**STATED GOAL:**
Copy everything in the listing below word for word, apart from any images.

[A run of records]
========================

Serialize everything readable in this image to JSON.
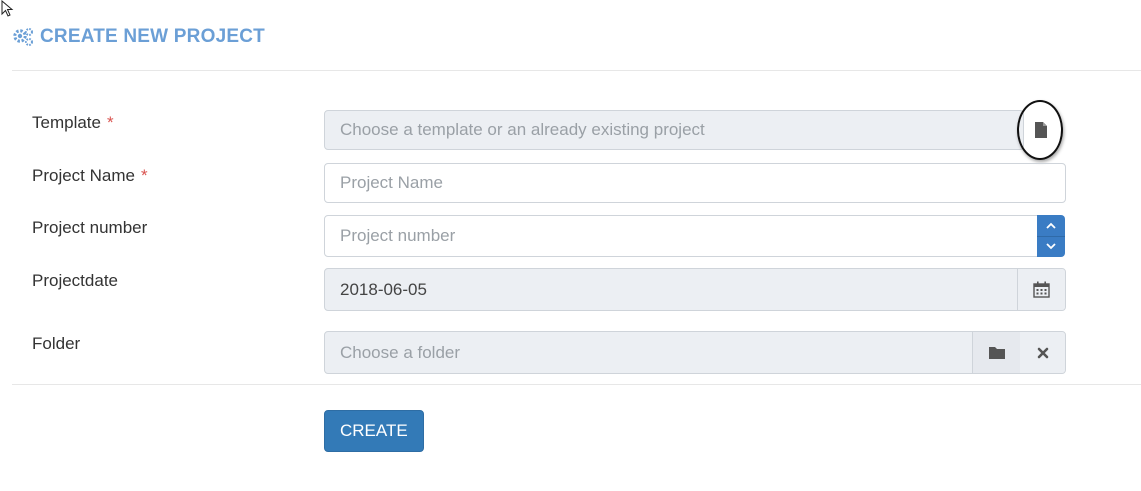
{
  "header": {
    "title": "CREATE NEW PROJECT",
    "icon": "gears-icon"
  },
  "form": {
    "template": {
      "label": "Template",
      "required_mark": "*",
      "placeholder": "Choose a template or an already existing project",
      "icon": "file-icon"
    },
    "project_name": {
      "label": "Project Name",
      "required_mark": "*",
      "placeholder": "Project Name"
    },
    "project_number": {
      "label": "Project number",
      "placeholder": "Project number",
      "icons": [
        "chevron-up-icon",
        "chevron-down-icon"
      ]
    },
    "project_date": {
      "label": "Projectdate",
      "value": "2018-06-05",
      "icon": "calendar-icon"
    },
    "folder": {
      "label": "Folder",
      "placeholder": "Choose a folder",
      "icons": [
        "folder-icon",
        "close-icon"
      ]
    }
  },
  "actions": {
    "create_label": "CREATE"
  },
  "colors": {
    "accent": "#6b9fd6",
    "primary_button": "#337ab7",
    "required": "#d9534f",
    "readonly_bg": "#eceff3"
  }
}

========================

**RESULT FOR THIS EXERCISE:**
Serialize everything readable in this image to JSON.
{
  "header": {
    "title": "CREATE NEW PROJECT",
    "icon": "gears-icon"
  },
  "form": {
    "template": {
      "label": "Template",
      "required_mark": "*",
      "placeholder": "Choose a template or an already existing project",
      "icon": "file-icon"
    },
    "project_name": {
      "label": "Project Name",
      "required_mark": "*",
      "placeholder": "Project Name"
    },
    "project_number": {
      "label": "Project number",
      "placeholder": "Project number",
      "icons": [
        "chevron-up-icon",
        "chevron-down-icon"
      ]
    },
    "project_date": {
      "label": "Projectdate",
      "value": "2018-06-05",
      "icon": "calendar-icon"
    },
    "folder": {
      "label": "Folder",
      "placeholder": "Choose a folder",
      "icons": [
        "folder-icon",
        "close-icon"
      ]
    }
  },
  "actions": {
    "create_label": "CREATE"
  },
  "colors": {
    "accent": "#6b9fd6",
    "primary_button": "#337ab7",
    "required": "#d9534f",
    "readonly_bg": "#eceff3"
  }
}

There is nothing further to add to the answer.